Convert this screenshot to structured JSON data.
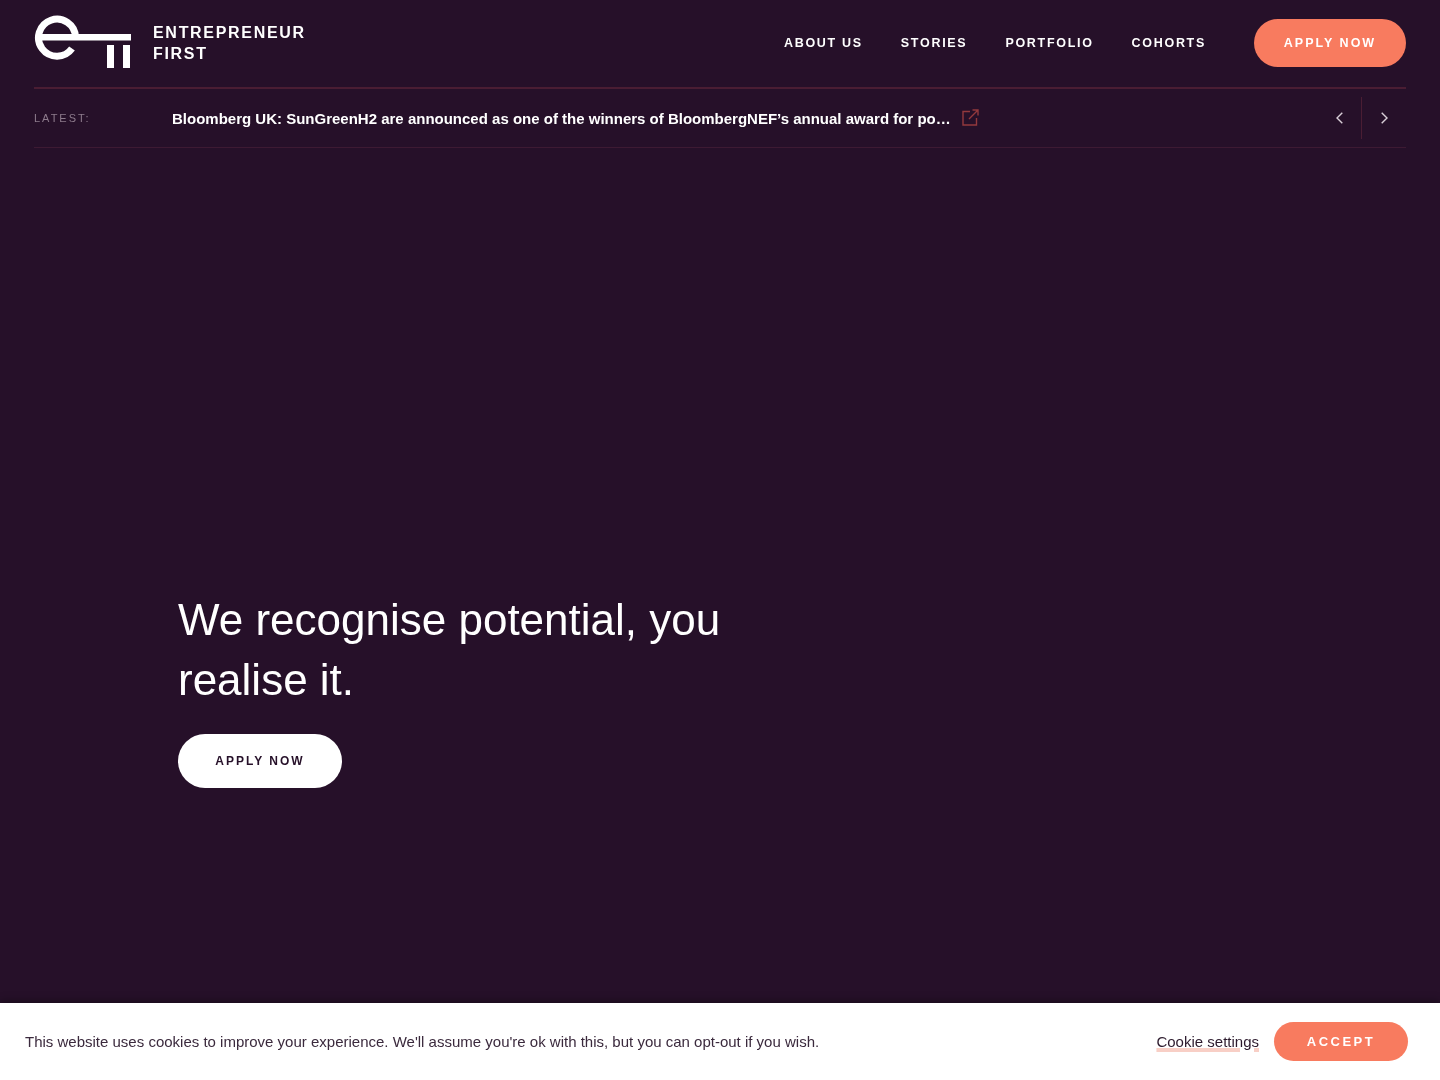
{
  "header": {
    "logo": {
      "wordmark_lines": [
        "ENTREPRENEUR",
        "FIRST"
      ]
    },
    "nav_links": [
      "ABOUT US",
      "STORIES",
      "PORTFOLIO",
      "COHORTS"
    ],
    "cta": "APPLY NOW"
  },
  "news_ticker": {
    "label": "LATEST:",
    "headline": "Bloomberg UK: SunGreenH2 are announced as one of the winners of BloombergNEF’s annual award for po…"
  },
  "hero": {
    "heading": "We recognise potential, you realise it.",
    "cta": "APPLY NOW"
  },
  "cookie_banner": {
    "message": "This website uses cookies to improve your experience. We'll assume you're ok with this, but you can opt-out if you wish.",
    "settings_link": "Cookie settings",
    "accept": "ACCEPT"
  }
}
###
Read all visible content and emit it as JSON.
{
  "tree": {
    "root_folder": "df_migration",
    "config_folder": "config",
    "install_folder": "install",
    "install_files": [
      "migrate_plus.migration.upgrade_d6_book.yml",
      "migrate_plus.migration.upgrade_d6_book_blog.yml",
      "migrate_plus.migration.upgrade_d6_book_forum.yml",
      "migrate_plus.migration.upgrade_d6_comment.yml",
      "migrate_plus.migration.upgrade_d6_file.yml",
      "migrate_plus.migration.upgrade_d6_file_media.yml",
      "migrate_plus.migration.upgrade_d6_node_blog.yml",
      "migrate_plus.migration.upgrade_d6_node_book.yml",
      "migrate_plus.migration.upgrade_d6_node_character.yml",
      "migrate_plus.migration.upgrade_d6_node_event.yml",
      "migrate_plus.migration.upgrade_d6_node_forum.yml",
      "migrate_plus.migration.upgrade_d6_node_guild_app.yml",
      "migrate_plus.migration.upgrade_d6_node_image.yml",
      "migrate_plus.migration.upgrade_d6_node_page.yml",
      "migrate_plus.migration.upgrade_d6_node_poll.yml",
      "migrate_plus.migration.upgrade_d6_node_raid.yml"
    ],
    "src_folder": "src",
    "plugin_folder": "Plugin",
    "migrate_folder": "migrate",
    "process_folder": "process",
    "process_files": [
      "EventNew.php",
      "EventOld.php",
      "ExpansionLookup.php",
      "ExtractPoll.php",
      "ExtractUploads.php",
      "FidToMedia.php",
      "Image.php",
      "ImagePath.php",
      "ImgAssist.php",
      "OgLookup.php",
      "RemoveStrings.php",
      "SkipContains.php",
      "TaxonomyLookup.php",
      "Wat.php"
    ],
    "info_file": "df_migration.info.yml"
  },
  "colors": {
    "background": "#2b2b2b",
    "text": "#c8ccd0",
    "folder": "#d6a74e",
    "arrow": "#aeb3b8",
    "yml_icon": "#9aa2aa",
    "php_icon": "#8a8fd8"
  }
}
###
* Given instruction
Within the listing above, find every line containing the string "JSON" and return it.

* Written answer
Convert this screenshot to structured JSON data.
Read all visible content and emit it as JSON.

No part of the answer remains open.